Copy the data that follows exactly. Include no pictures.

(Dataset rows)
━━━━━━
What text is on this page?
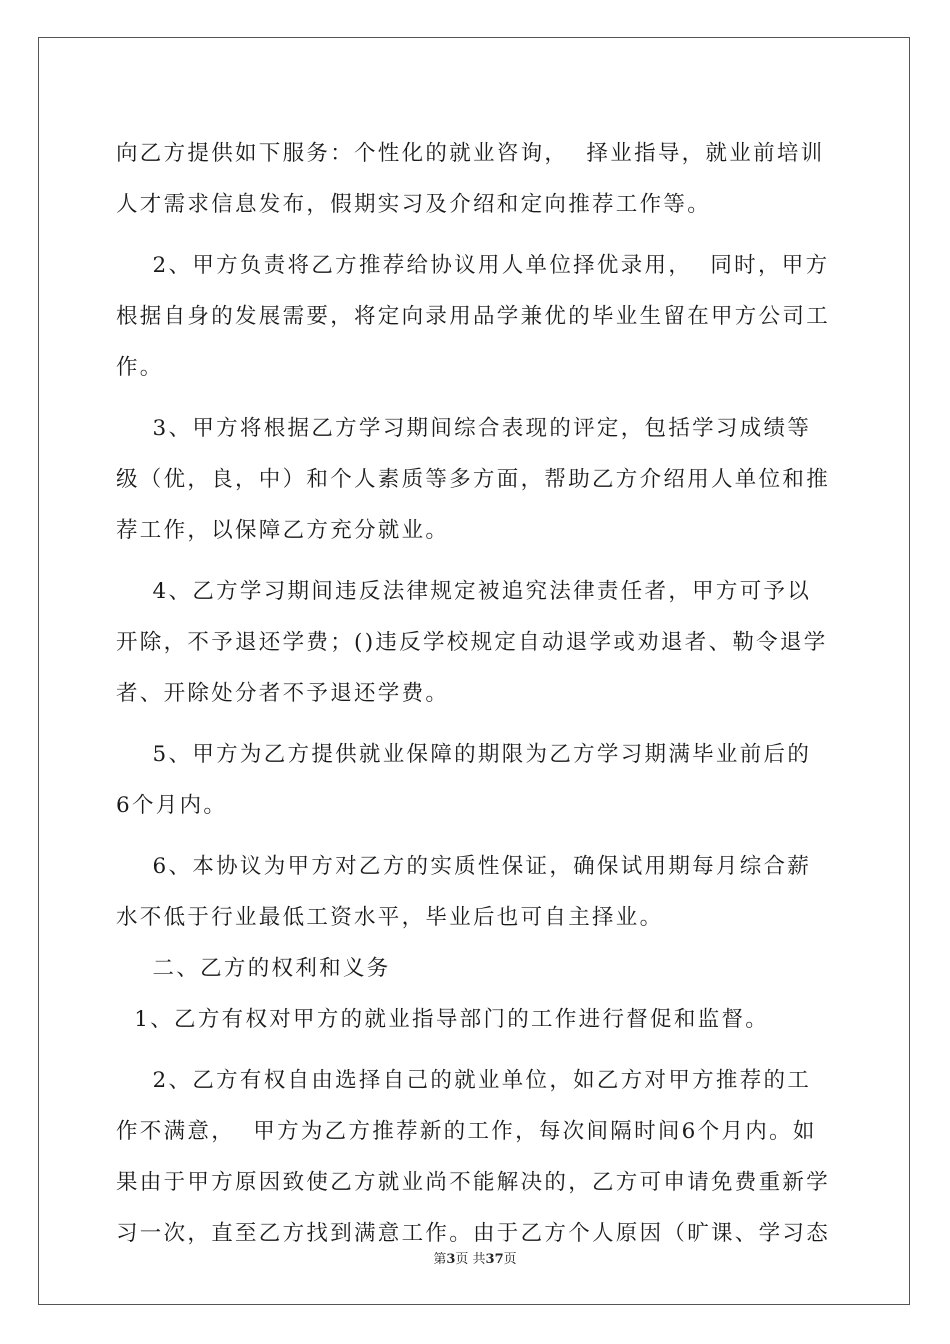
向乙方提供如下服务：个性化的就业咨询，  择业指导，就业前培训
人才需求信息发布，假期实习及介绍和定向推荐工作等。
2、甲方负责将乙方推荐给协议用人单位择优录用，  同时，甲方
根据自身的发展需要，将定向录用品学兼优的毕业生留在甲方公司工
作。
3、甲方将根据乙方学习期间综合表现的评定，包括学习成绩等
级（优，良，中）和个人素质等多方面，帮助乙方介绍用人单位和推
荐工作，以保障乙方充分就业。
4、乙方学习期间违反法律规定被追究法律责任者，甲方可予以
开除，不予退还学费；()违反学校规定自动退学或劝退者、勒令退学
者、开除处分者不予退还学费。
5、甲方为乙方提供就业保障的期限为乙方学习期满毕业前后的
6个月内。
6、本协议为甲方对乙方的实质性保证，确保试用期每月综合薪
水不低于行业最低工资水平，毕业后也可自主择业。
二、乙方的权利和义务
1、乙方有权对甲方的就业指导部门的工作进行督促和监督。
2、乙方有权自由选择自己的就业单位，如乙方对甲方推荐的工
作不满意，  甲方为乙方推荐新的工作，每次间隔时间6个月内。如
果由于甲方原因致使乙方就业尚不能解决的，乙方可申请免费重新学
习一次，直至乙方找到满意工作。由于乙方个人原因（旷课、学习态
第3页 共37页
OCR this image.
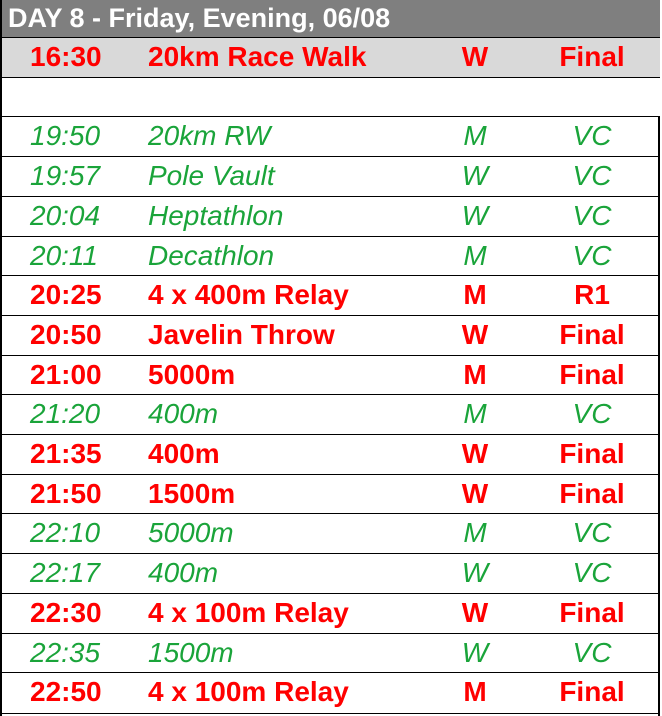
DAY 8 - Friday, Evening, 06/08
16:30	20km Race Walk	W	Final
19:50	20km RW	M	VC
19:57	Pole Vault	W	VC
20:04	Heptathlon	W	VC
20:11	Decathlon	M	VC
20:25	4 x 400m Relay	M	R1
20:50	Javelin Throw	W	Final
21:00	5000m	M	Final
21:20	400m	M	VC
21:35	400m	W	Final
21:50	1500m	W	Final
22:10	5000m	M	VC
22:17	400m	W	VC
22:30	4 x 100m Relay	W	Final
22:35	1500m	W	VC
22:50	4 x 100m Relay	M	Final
━━━━━━
■ Solution to this task
What text is on this page?
向乙方提供如下服务：个性化的就业咨询，  择业指导，就业前培训
人才需求信息发布，假期实习及介绍和定向推荐工作等。
2、甲方负责将乙方推荐给协议用人单位择优录用，  同时，甲方
根据自身的发展需要，将定向录用品学兼优的毕业生留在甲方公司工
作。
3、甲方将根据乙方学习期间综合表现的评定，包括学习成绩等
级（优，良，中）和个人素质等多方面，帮助乙方介绍用人单位和推
荐工作，以保障乙方充分就业。
4、乙方学习期间违反法律规定被追究法律责任者，甲方可予以
开除，不予退还学费；()违反学校规定自动退学或劝退者、勒令退学
者、开除处分者不予退还学费。
5、甲方为乙方提供就业保障的期限为乙方学习期满毕业前后的
6个月内。
6、本协议为甲方对乙方的实质性保证，确保试用期每月综合薪
水不低于行业最低工资水平，毕业后也可自主择业。
二、乙方的权利和义务
1、乙方有权对甲方的就业指导部门的工作进行督促和监督。
2、乙方有权自由选择自己的就业单位，如乙方对甲方推荐的工
作不满意，  甲方为乙方推荐新的工作，每次间隔时间6个月内。如
果由于甲方原因致使乙方就业尚不能解决的，乙方可申请免费重新学
习一次，直至乙方找到满意工作。由于乙方个人原因（旷课、学习态
第3页 共37页
OCR this image.
DAY 8 - Friday, Evening, 06/08
16:30	20km Race Walk	W	Final
19:50	20km RW	M	VC
19:57	Pole Vault	W	VC
20:04	Heptathlon	W	VC
20:11	Decathlon	M	VC
20:25	4 x 400m Relay	M	R1
20:50	Javelin Throw	W	Final
21:00	5000m	M	Final
21:20	400m	M	VC
21:35	400m	W	Final
21:50	1500m	W	Final
22:10	5000m	M	VC
22:17	400m	W	VC
22:30	4 x 100m Relay	W	Final
22:35	1500m	W	VC
22:50	4 x 100m Relay	M	Final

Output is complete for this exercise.